WHAT IS NEEDED>
Extract each line where the string "value" shows up.
▬▬▬
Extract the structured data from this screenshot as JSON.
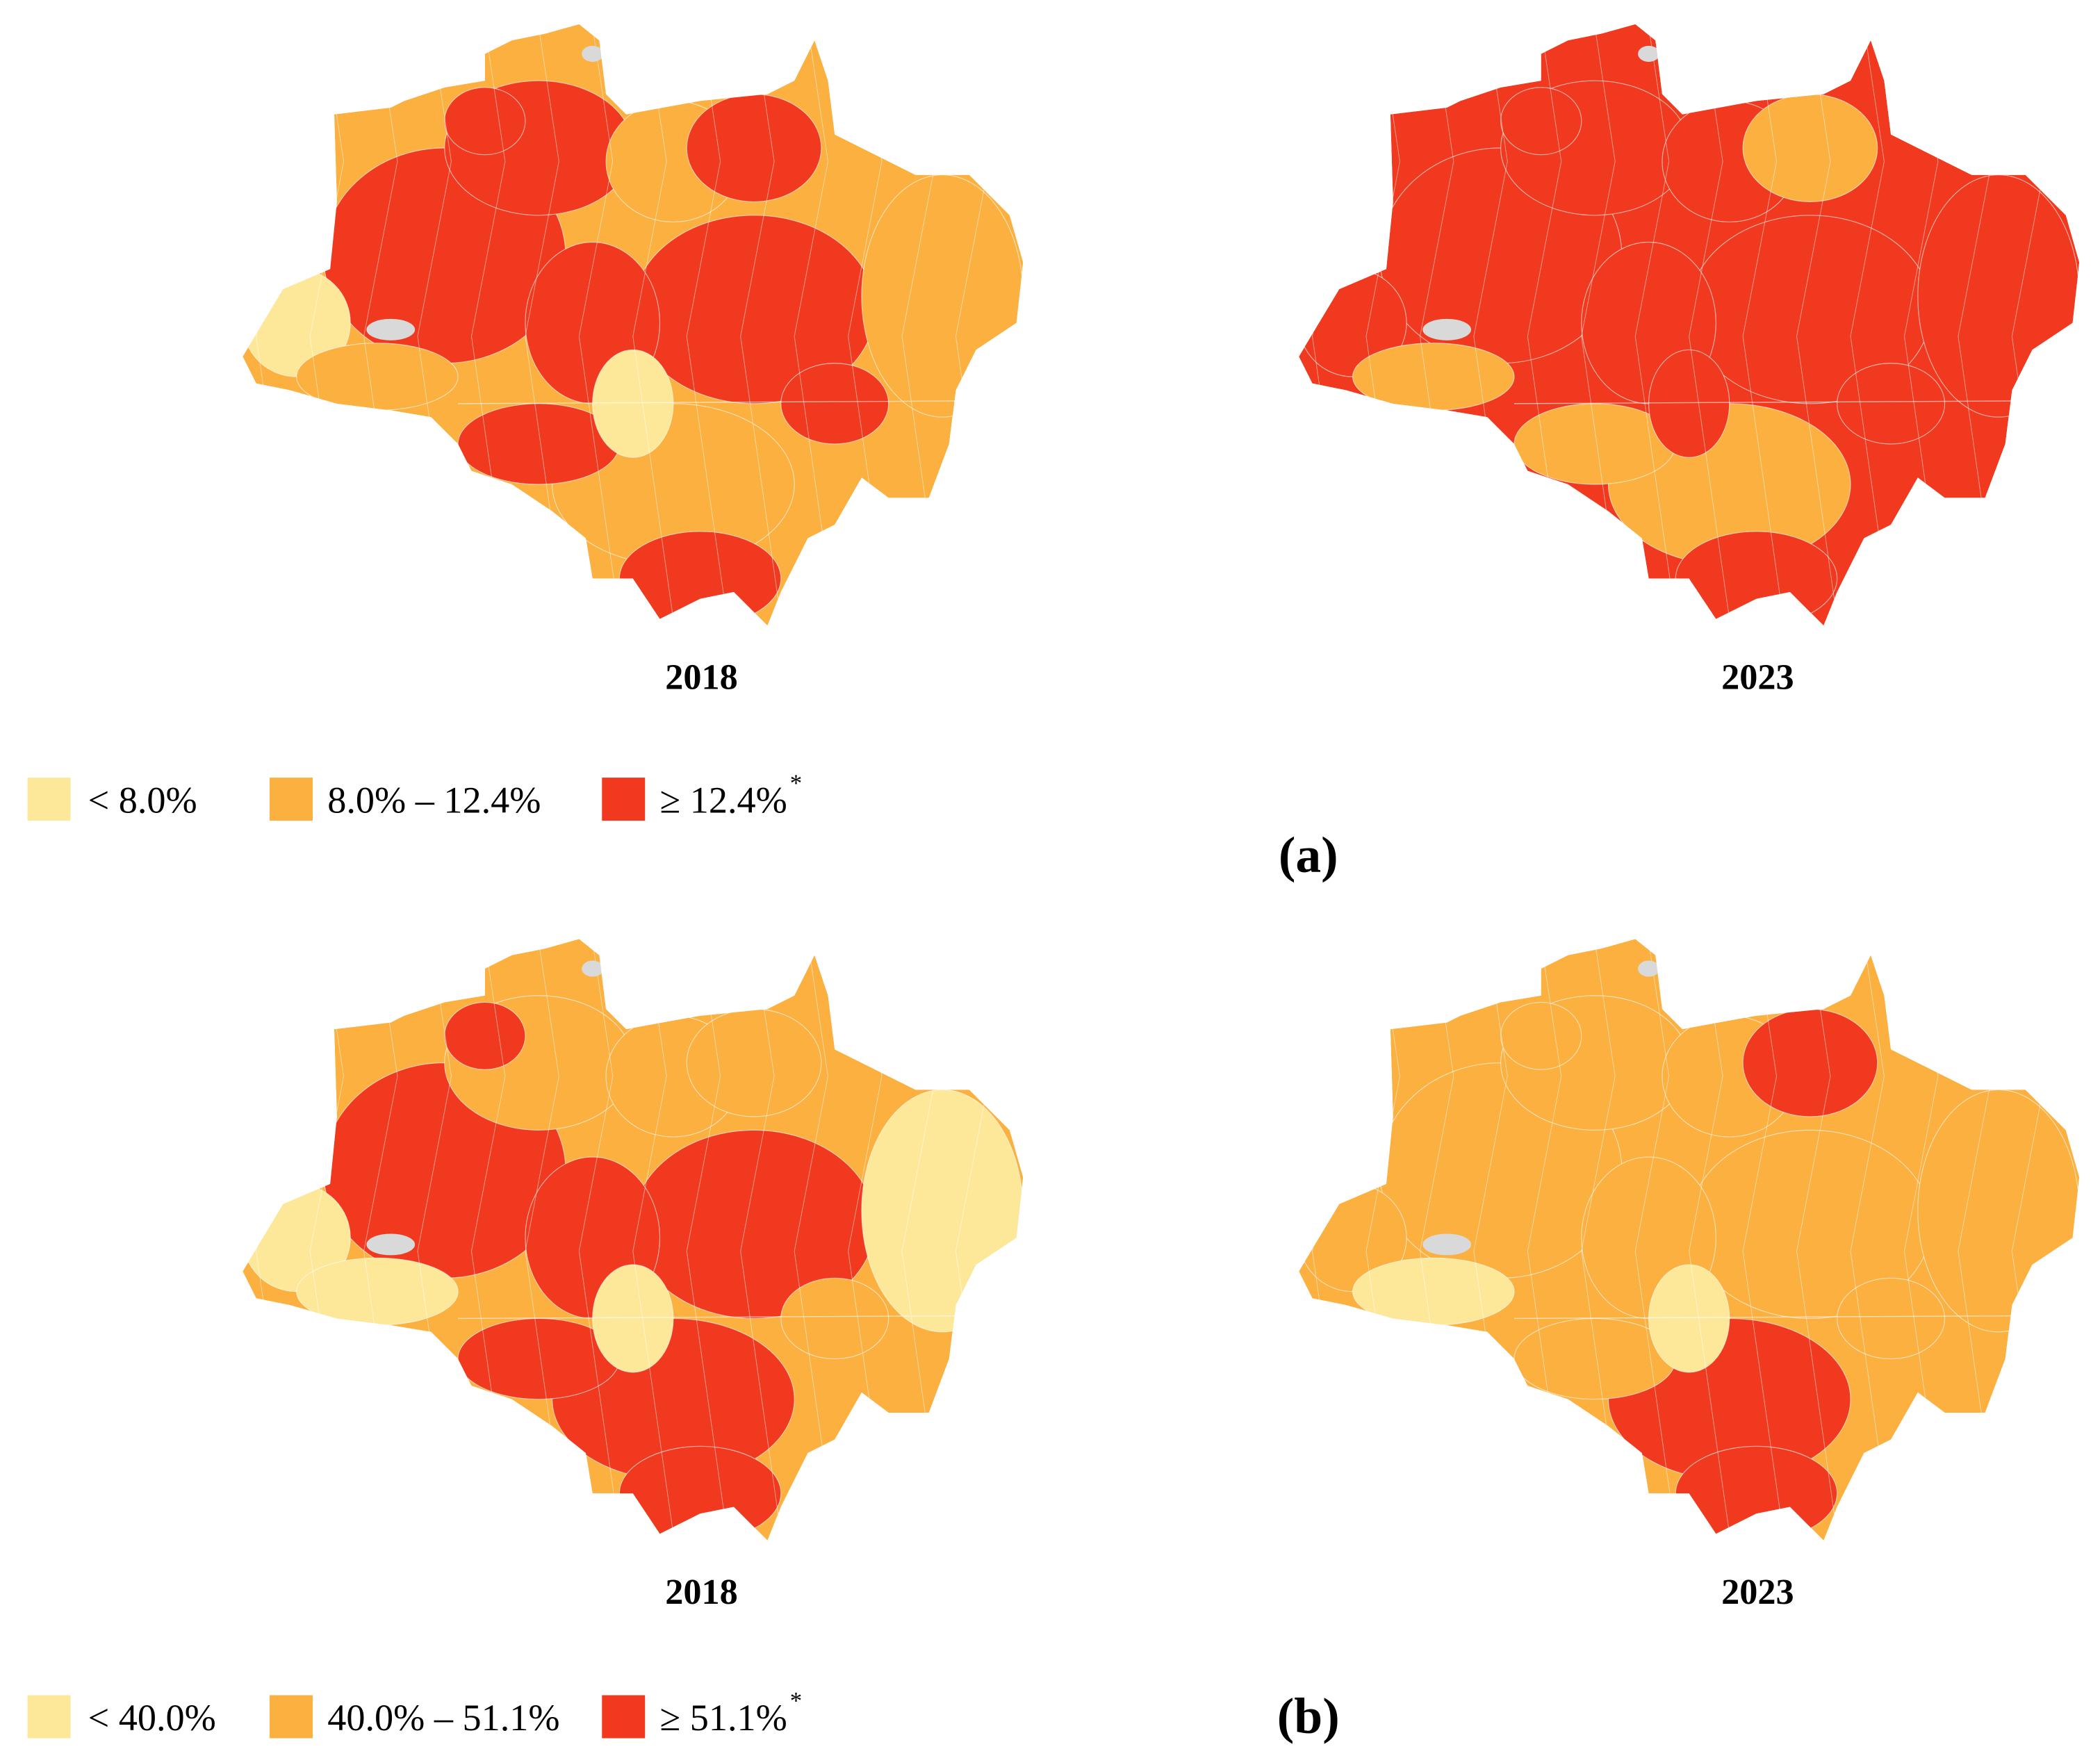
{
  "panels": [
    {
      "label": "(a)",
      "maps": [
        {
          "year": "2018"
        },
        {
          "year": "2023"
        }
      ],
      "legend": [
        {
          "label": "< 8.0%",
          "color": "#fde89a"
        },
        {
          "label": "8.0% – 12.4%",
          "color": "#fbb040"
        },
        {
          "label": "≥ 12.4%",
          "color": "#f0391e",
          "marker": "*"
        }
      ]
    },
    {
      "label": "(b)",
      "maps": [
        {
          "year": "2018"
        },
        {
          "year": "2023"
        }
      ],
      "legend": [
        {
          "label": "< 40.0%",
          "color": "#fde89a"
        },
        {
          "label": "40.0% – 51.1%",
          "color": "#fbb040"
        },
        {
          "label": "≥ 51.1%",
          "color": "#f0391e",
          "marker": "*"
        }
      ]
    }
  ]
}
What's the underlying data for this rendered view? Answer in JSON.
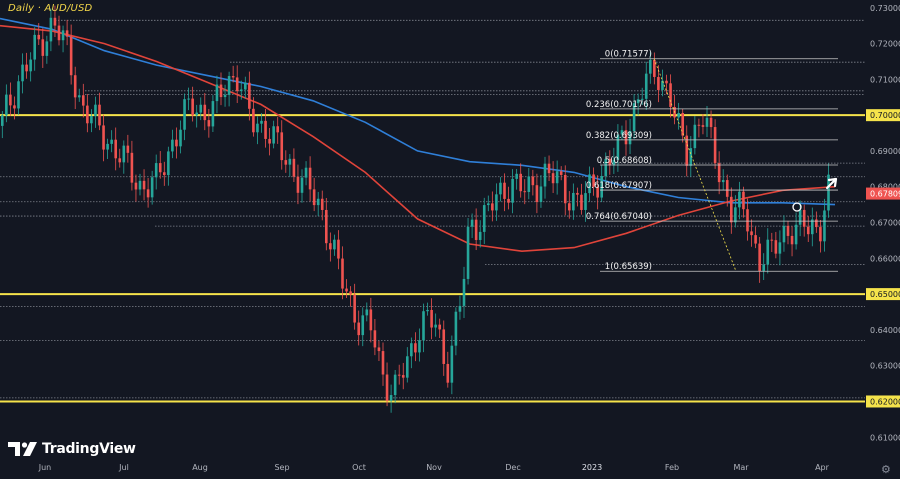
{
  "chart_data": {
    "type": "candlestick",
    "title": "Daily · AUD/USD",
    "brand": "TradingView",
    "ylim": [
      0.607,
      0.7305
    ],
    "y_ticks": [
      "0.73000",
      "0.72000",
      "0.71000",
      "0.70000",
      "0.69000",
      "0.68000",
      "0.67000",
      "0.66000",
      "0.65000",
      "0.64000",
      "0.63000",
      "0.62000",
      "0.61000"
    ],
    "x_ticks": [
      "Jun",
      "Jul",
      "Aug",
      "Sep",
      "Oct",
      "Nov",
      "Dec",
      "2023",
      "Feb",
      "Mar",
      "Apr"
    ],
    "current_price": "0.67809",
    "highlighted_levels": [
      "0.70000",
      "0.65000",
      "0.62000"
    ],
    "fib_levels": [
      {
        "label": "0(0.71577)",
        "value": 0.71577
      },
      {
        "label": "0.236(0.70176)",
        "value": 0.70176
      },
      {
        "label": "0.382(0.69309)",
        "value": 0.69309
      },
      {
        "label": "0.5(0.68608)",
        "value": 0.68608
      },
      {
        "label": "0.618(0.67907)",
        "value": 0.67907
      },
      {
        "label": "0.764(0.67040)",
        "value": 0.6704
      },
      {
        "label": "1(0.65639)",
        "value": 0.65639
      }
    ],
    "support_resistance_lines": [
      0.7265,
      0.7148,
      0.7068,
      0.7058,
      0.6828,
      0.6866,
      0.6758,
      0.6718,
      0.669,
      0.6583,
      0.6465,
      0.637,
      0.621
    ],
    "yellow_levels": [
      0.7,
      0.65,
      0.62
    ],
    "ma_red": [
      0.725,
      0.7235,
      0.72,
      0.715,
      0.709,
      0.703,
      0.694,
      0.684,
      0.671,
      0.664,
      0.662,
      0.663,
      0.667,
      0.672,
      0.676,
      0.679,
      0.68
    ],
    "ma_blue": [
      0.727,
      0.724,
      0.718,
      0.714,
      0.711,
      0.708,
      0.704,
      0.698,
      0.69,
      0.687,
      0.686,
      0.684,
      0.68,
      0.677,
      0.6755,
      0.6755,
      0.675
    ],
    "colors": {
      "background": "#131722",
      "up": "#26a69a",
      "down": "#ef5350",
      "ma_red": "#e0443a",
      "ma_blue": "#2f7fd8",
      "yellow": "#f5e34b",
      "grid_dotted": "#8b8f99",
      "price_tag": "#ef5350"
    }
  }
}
▬▬▬
THE COMPLETED TASK>
        "value": 0.71577
        "value": 0.70176
        "value": 0.69309
        "value": 0.68608
        "value": 0.67907
        "value": 0.6704
        "value": 0.65639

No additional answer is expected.